[PROVIDED DATA start]

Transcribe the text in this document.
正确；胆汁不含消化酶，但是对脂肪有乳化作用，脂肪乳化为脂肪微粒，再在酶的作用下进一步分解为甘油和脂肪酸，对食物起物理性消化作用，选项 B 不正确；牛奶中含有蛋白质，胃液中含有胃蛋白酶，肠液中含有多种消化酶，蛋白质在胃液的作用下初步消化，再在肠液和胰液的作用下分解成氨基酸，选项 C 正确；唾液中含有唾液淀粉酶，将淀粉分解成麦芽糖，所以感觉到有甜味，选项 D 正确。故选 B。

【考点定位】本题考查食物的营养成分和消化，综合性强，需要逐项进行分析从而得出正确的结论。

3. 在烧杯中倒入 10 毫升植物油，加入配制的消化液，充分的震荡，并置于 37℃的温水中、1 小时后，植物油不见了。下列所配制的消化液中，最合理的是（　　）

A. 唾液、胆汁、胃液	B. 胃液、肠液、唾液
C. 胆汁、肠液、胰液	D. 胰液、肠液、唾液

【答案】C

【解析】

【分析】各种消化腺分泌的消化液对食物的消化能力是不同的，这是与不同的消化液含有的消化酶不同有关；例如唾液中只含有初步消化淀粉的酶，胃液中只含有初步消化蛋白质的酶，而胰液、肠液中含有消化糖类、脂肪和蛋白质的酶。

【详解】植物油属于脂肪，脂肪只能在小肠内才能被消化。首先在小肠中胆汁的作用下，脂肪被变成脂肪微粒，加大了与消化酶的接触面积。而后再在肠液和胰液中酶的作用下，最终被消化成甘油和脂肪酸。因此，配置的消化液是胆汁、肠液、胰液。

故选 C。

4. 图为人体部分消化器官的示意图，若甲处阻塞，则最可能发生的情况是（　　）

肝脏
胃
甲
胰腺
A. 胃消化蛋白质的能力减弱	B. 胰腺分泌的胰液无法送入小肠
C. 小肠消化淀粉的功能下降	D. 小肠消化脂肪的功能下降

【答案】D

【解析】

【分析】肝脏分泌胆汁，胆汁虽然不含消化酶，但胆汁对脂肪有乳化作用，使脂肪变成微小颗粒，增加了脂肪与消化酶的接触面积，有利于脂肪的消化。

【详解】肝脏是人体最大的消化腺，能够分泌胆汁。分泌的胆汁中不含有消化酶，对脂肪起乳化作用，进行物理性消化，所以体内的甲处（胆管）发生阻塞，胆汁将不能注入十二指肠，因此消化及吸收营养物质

[PROVIDED DATA end]

**JOB**: Give the data again, exactly as it stands.

**WRITTEN RESPONSE**:
Transcribe the text in this document.
正确；胆汁不含消化酶，但是对脂肪有乳化作用，脂肪乳化为脂肪微粒，再在酶的作用下进一步分解为甘油和脂肪酸，对食物起物理性消化作用，选项 B 不正确；牛奶中含有蛋白质，胃液中含有胃蛋白酶，肠液中含有多种消化酶，蛋白质在胃液的作用下初步消化，再在肠液和胰液的作用下分解成氨基酸，选项 C 正确；唾液中含有唾液淀粉酶，将淀粉分解成麦芽糖，所以感觉到有甜味，选项 D 正确。故选 B。

【考点定位】本题考查食物的营养成分和消化，综合性强，需要逐项进行分析从而得出正确的结论。

3. 在烧杯中倒入 10 毫升植物油，加入配制的消化液，充分的震荡，并置于 37℃的温水中、1 小时后，植物油不见了。下列所配制的消化液中，最合理的是（　　）

A. 唾液、胆汁、胃液	B. 胃液、肠液、唾液
C. 胆汁、肠液、胰液	D. 胰液、肠液、唾液

【答案】C

【解析】

【分析】各种消化腺分泌的消化液对食物的消化能力是不同的，这是与不同的消化液含有的消化酶不同有关；例如唾液中只含有初步消化淀粉的酶，胃液中只含有初步消化蛋白质的酶，而胰液、肠液中含有消化糖类、脂肪和蛋白质的酶。

【详解】植物油属于脂肪，脂肪只能在小肠内才能被消化。首先在小肠中胆汁的作用下，脂肪被变成脂肪微粒，加大了与消化酶的接触面积。而后再在肠液和胰液中酶的作用下，最终被消化成甘油和脂肪酸。因此，配置的消化液是胆汁、肠液、胰液。

故选 C。

4. 图为人体部分消化器官的示意图，若甲处阻塞，则最可能发生的情况是（　　）

肝脏
胃
甲
胰腺
A. 胃消化蛋白质的能力减弱	B. 胰腺分泌的胰液无法送入小肠
C. 小肠消化淀粉的功能下降	D. 小肠消化脂肪的功能下降

【答案】D

【解析】

【分析】肝脏分泌胆汁，胆汁虽然不含消化酶，但胆汁对脂肪有乳化作用，使脂肪变成微小颗粒，增加了脂肪与消化酶的接触面积，有利于脂肪的消化。

【详解】肝脏是人体最大的消化腺，能够分泌胆汁。分泌的胆汁中不含有消化酶，对脂肪起乳化作用，进行物理性消化，所以体内的甲处（胆管）发生阻塞，胆汁将不能注入十二指肠，因此消化及吸收营养物质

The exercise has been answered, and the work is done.